▶ [Exercise instructions] Would you print the listing that follows exactly, but without its pictures?

---

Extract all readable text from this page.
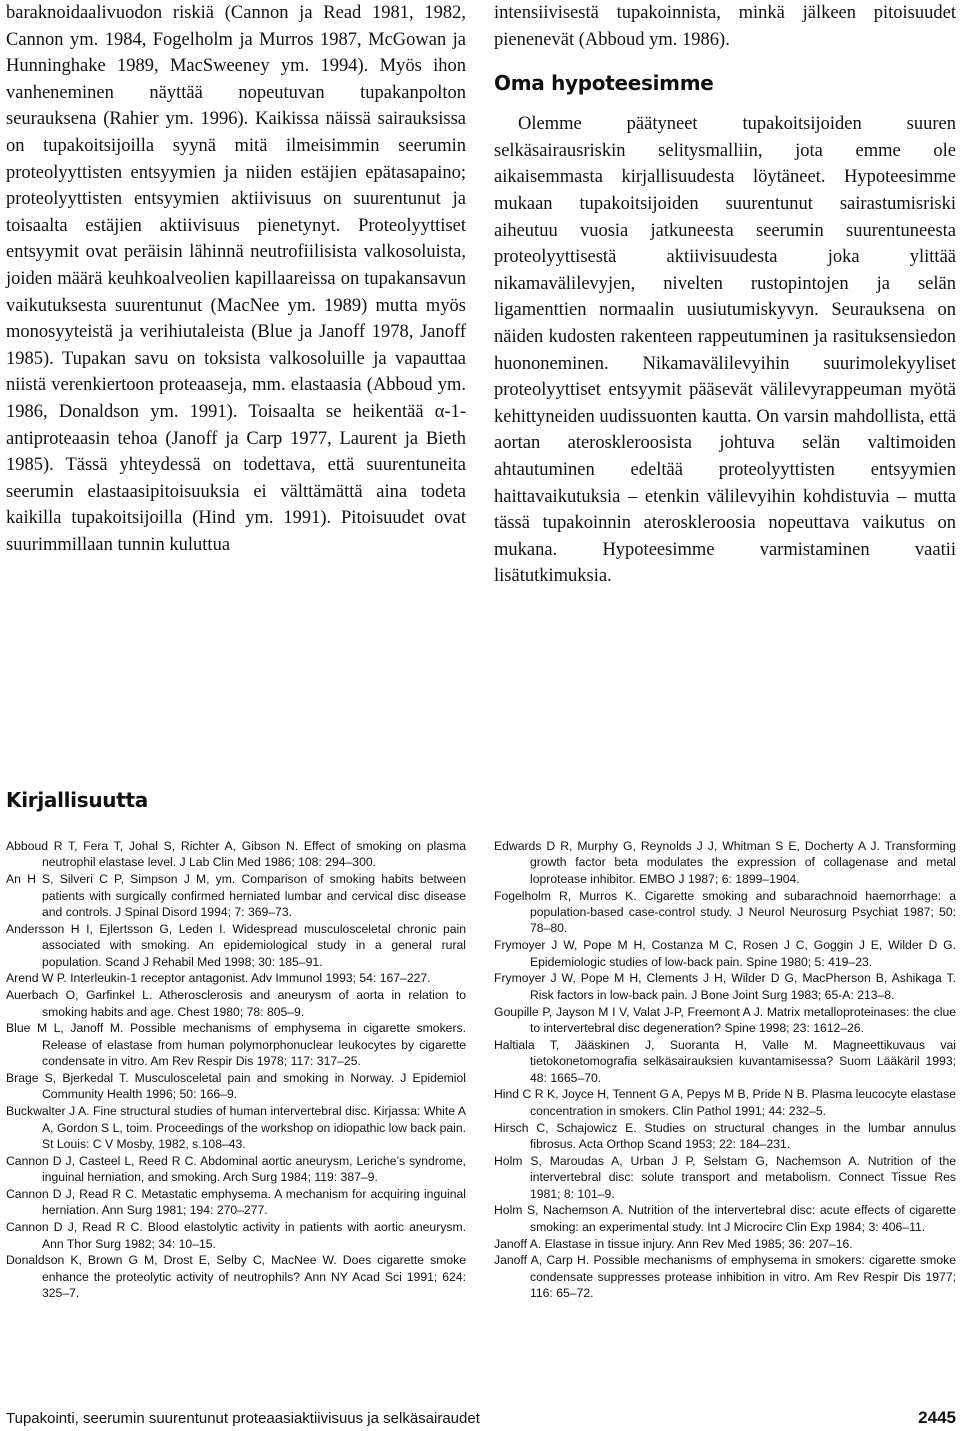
baraknoidaalivuodon riskiä (Cannon ja Read 1981, 1982, Cannon ym. 1984, Fogelholm ja Murros 1987, McGowan ja Hunninghake 1989, MacSweeney ym. 1994). Myös ihon vanheneminen näyttää nopeutuvan tupakanpolton seurauksena (Rahier ym. 1996). Kaikissa näissä sairauksissa on tupakoitsijoilla syynä mitä ilmeisimmin seerumin proteolyyttisten entsyymien ja niiden estäjien epätasapaino; proteolyyttisten entsyymien aktiivisuus on suurentunut ja toisaalta estäjien aktiivisuus pienetynyt. Proteolyyttiset entsyymit ovat peräisin lähinnä neutrofiilisista valkosoluista, joiden määrä keuhkoalveolien kapillaareissa on tupakansavun vaikutuksesta suurentunut (MacNee ym. 1989) mutta myös monosyyteistä ja verihiutaleista (Blue ja Janoff 1978, Janoff 1985). Tupakan savu on toksista valkosoluille ja vapauttaa niistä verenkiertoon proteaaseja, mm. elastaasia (Abboud ym. 1986, Donaldson ym. 1991). Toisaalta se heikentää α-1-antiproteaasin tehoa (Janoff ja Carp 1977, Laurent ja Bieth 1985). Tässä yhteydessä on todettava, että suurentuneita seerumin elastaasipitoisuuksia ei välttämättä aina todeta kaikilla tupakoitsijoilla (Hind ym. 1991). Pitoisuudet ovat suurimmillaan tunnin kuluttua

intensiivisestä tupakoinnista, minkä jälkeen pitoisuudet pienenevät (Abboud ym. 1986).

Oma hypoteesimme

Olemme päätyneet tupakoitsijoiden suuren selkäsairausriskin selitysmalliin, jota emme ole aikaisemmasta kirjallisuudesta löytäneet. Hypoteesimme mukaan tupakoitsijoiden suurentunut sairastumisriski aiheutuu vuosia jatkuneesta seerumin suurentuneesta proteolyyttisestä aktiivisuudesta joka ylittää nikamavälilevyjen, nivelten rustopintojen ja selän ligamenttien normaalin uusiutumiskyvyn. Seurauksena on näiden kudosten rakenteen rappeutuminen ja rasituksensiedon huononeminen. Nikamavälilevyihin suurimolekyyliset proteolyyttiset entsyymit pääsevät välilevyrappeuman myötä kehittyneiden uudissuonten kautta. On varsin mahdollista, että aortan ateroskleroosista johtuva selän valtimoiden ahtautuminen edeltää proteolyyttisten entsyymien haittavaikutuksia – etenkin välilevyihin kohdistuvia – mutta tässä tupakoinnin ateroskleroosia nopeuttava vaikutus on mukana. Hypoteesimme varmistaminen vaatii lisätutkimuksia.

Kirjallisuutta

Abboud R T, Fera T, Johal S, Richter A, Gibson N. Effect of smoking on plasma neutrophil elastase level. J Lab Clin Med 1986; 108: 294–300.

An H S, Silveri C P, Simpson J M, ym. Comparison of smoking habits between patients with surgically confirmed herniated lumbar and cervical disc disease and controls. J Spinal Disord 1994; 7: 369–73.

Andersson H I, Ejlertsson G, Leden I. Widespread musculosceletal chronic pain associated with smoking. An epidemiological study in a general rural population. Scand J Rehabil Med 1998; 30: 185–91.

Arend W P. Interleukin-1 receptor antagonist. Adv Immunol 1993; 54: 167–227.

Auerbach O, Garfinkel L. Atherosclerosis and aneurysm of aorta in relation to smoking habits and age. Chest 1980; 78: 805–9.

Blue M L, Janoff M. Possible mechanisms of emphysema in cigarette smokers. Release of elastase from human polymorphonuclear leukocytes by cigarette condensate in vitro. Am Rev Respir Dis 1978; 117: 317–25.

Brage S, Bjerkedal T. Musculosceletal pain and smoking in Norway. J Epidemiol Community Health 1996; 50: 166–9.

Buckwalter J A. Fine structural studies of human intervertebral disc. Kirjassa: White A A, Gordon S L, toim. Proceedings of the workshop on idiopathic low back pain. St Louis: C V Mosby, 1982, s.108–43.

Cannon D J, Casteel L, Reed R C. Abdominal aortic aneurysm, Leriche’s syndrome, inguinal herniation, and smoking. Arch Surg 1984; 119: 387–9.

Cannon D J, Read R C. Metastatic emphysema. A mechanism for acquiring inguinal herniation. Ann Surg 1981; 194: 270–277.

Cannon D J, Read R C. Blood elastolytic activity in patients with aortic aneurysm. Ann Thor Surg 1982; 34: 10–15.

Donaldson K, Brown G M, Drost E, Selby C, MacNee W. Does cigarette smoke enhance the proteolytic activity of neutrophils? Ann NY Acad Sci 1991; 624: 325–7.

Edwards D R, Murphy G, Reynolds J J, Whitman S E, Docherty A J. Transforming growth factor beta modulates the expression of collagenase and metal loprotease inhibitor. EMBO J 1987; 6: 1899–1904.

Fogelholm R, Murros K. Cigarette smoking and subarachnoid haemorrhage: a population-based case-control study. J Neurol Neurosurg Psychiat 1987; 50: 78–80.

Frymoyer J W, Pope M H, Costanza M C, Rosen J C, Goggin J E, Wilder D G. Epidemiologic studies of low-back pain. Spine 1980; 5: 419–23.

Frymoyer J W, Pope M H, Clements J H, Wilder D G, MacPherson B, Ashikaga T. Risk factors in low-back pain. J Bone Joint Surg 1983; 65-A: 213–8.

Goupille P, Jayson M I V, Valat J-P, Freemont A J. Matrix metalloproteinases: the clue to intervertebral disc degeneration? Spine 1998; 23: 1612–26.

Haltiala T, Jääskinen J, Suoranta H, Valle M. Magneettikuvaus vai tietokonetomografia selkäsairauksien kuvantamisessa? Suom Lääkäril 1993; 48: 1665–70.

Hind C R K, Joyce H, Tennent G A, Pepys M B, Pride N B. Plasma leucocyte elastase concentration in smokers. Clin Pathol 1991; 44: 232–5.

Hirsch C, Schajowicz E. Studies on structural changes in the lumbar annulus fibrosus. Acta Orthop Scand 1953; 22: 184–231.

Holm S, Maroudas A, Urban J P, Selstam G, Nachemson A. Nutrition of the intervertebral disc: solute transport and metabolism. Connect Tissue Res 1981; 8: 101–9.

Holm S, Nachemson A. Nutrition of the intervertebral disc: acute effects of cigarette smoking: an experimental study. Int J Microcirc Clin Exp 1984; 3: 406–11.

Janoff A. Elastase in tissue injury. Ann Rev Med 1985; 36: 207–16.

Janoff A, Carp H. Possible mechanisms of emphysema in smokers: cigarette smoke condensate suppresses protease inhibition in vitro. Am Rev Respir Dis 1977; 116: 65–72.

Tupakointi, seerumin suurentunut proteaasiaktiivisuus ja selkäsairaudet	2445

---

▶ [Exercise result]
Extract all readable text from this page.
baraknoidaalivuodon riskiä (Cannon ja Read 1981, 1982, Cannon ym. 1984, Fogelholm ja Murros 1987, McGowan ja Hunninghake 1989, MacSweeney ym. 1994). Myös ihon vanheneminen näyttää nopeutuvan tupakanpolton seurauksena (Rahier ym. 1996). Kaikissa näissä sairauksissa on tupakoitsijoilla syynä mitä ilmeisimmin seerumin proteolyyttisten entsyymien ja niiden estäjien epätasapaino; proteolyyttisten entsyymien aktiivisuus on suurentunut ja toisaalta estäjien aktiivisuus pienetynyt. Proteolyyttiset entsyymit ovat peräisin lähinnä neutrofiilisista valkosoluista, joiden määrä keuhkoalveolien kapillaareissa on tupakansavun vaikutuksesta suurentunut (MacNee ym. 1989) mutta myös monosyyteistä ja verihiutaleista (Blue ja Janoff 1978, Janoff 1985). Tupakan savu on toksista valkosoluille ja vapauttaa niistä verenkiertoon proteaaseja, mm. elastaasia (Abboud ym. 1986, Donaldson ym. 1991). Toisaalta se heikentää α-1-antiproteaasin tehoa (Janoff ja Carp 1977, Laurent ja Bieth 1985). Tässä yhteydessä on todettava, että suurentuneita seerumin elastaasipitoisuuksia ei välttämättä aina todeta kaikilla tupakoitsijoilla (Hind ym. 1991). Pitoisuudet ovat suurimmillaan tunnin kuluttua

intensiivisestä tupakoinnista, minkä jälkeen pitoisuudet pienenevät (Abboud ym. 1986).

Oma hypoteesimme

Olemme päätyneet tupakoitsijoiden suuren selkäsairausriskin selitysmalliin, jota emme ole aikaisemmasta kirjallisuudesta löytäneet. Hypoteesimme mukaan tupakoitsijoiden suurentunut sairastumisriski aiheutuu vuosia jatkuneesta seerumin suurentuneesta proteolyyttisestä aktiivisuudesta joka ylittää nikamavälilevyjen, nivelten rustopintojen ja selän ligamenttien normaalin uusiutumiskyvyn. Seurauksena on näiden kudosten rakenteen rappeutuminen ja rasituksensiedon huononeminen. Nikamavälilevyihin suurimolekyyliset proteolyyttiset entsyymit pääsevät välilevyrappeuman myötä kehittyneiden uudissuonten kautta. On varsin mahdollista, että aortan ateroskleroosista johtuva selän valtimoiden ahtautuminen edeltää proteolyyttisten entsyymien haittavaikutuksia – etenkin välilevyihin kohdistuvia – mutta tässä tupakoinnin ateroskleroosia nopeuttava vaikutus on mukana. Hypoteesimme varmistaminen vaatii lisätutkimuksia.

Kirjallisuutta

Abboud R T, Fera T, Johal S, Richter A, Gibson N. Effect of smoking on plasma neutrophil elastase level. J Lab Clin Med 1986; 108: 294–300.

An H S, Silveri C P, Simpson J M, ym. Comparison of smoking habits between patients with surgically confirmed herniated lumbar and cervical disc disease and controls. J Spinal Disord 1994; 7: 369–73.

Andersson H I, Ejlertsson G, Leden I. Widespread musculosceletal chronic pain associated with smoking. An epidemiological study in a general rural population. Scand J Rehabil Med 1998; 30: 185–91.

Arend W P. Interleukin-1 receptor antagonist. Adv Immunol 1993; 54: 167–227.

Auerbach O, Garfinkel L. Atherosclerosis and aneurysm of aorta in relation to smoking habits and age. Chest 1980; 78: 805–9.

Blue M L, Janoff M. Possible mechanisms of emphysema in cigarette smokers. Release of elastase from human polymorphonuclear leukocytes by cigarette condensate in vitro. Am Rev Respir Dis 1978; 117: 317–25.

Brage S, Bjerkedal T. Musculosceletal pain and smoking in Norway. J Epidemiol Community Health 1996; 50: 166–9.

Buckwalter J A. Fine structural studies of human intervertebral disc. Kirjassa: White A A, Gordon S L, toim. Proceedings of the workshop on idiopathic low back pain. St Louis: C V Mosby, 1982, s.108–43.

Cannon D J, Casteel L, Reed R C. Abdominal aortic aneurysm, Leriche’s syndrome, inguinal herniation, and smoking. Arch Surg 1984; 119: 387–9.

Cannon D J, Read R C. Metastatic emphysema. A mechanism for acquiring inguinal herniation. Ann Surg 1981; 194: 270–277.

Cannon D J, Read R C. Blood elastolytic activity in patients with aortic aneurysm. Ann Thor Surg 1982; 34: 10–15.

Donaldson K, Brown G M, Drost E, Selby C, MacNee W. Does cigarette smoke enhance the proteolytic activity of neutrophils? Ann NY Acad Sci 1991; 624: 325–7.

Edwards D R, Murphy G, Reynolds J J, Whitman S E, Docherty A J. Transforming growth factor beta modulates the expression of collagenase and metal loprotease inhibitor. EMBO J 1987; 6: 1899–1904.

Fogelholm R, Murros K. Cigarette smoking and subarachnoid haemorrhage: a population-based case-control study. J Neurol Neurosurg Psychiat 1987; 50: 78–80.

Frymoyer J W, Pope M H, Costanza M C, Rosen J C, Goggin J E, Wilder D G. Epidemiologic studies of low-back pain. Spine 1980; 5: 419–23.

Frymoyer J W, Pope M H, Clements J H, Wilder D G, MacPherson B, Ashikaga T. Risk factors in low-back pain. J Bone Joint Surg 1983; 65-A: 213–8.

Goupille P, Jayson M I V, Valat J-P, Freemont A J. Matrix metalloproteinases: the clue to intervertebral disc degeneration? Spine 1998; 23: 1612–26.

Haltiala T, Jääskinen J, Suoranta H, Valle M. Magneettikuvaus vai tietokonetomografia selkäsairauksien kuvantamisessa? Suom Lääkäril 1993; 48: 1665–70.

Hind C R K, Joyce H, Tennent G A, Pepys M B, Pride N B. Plasma leucocyte elastase concentration in smokers. Clin Pathol 1991; 44: 232–5.

Hirsch C, Schajowicz E. Studies on structural changes in the lumbar annulus fibrosus. Acta Orthop Scand 1953; 22: 184–231.

Holm S, Maroudas A, Urban J P, Selstam G, Nachemson A. Nutrition of the intervertebral disc: solute transport and metabolism. Connect Tissue Res 1981; 8: 101–9.

Holm S, Nachemson A. Nutrition of the intervertebral disc: acute effects of cigarette smoking: an experimental study. Int J Microcirc Clin Exp 1984; 3: 406–11.

Janoff A. Elastase in tissue injury. Ann Rev Med 1985; 36: 207–16.

Janoff A, Carp H. Possible mechanisms of emphysema in smokers: cigarette smoke condensate suppresses protease inhibition in vitro. Am Rev Respir Dis 1977; 116: 65–72.

Tupakointi, seerumin suurentunut proteaasiaktiivisuus ja selkäsairaudet	2445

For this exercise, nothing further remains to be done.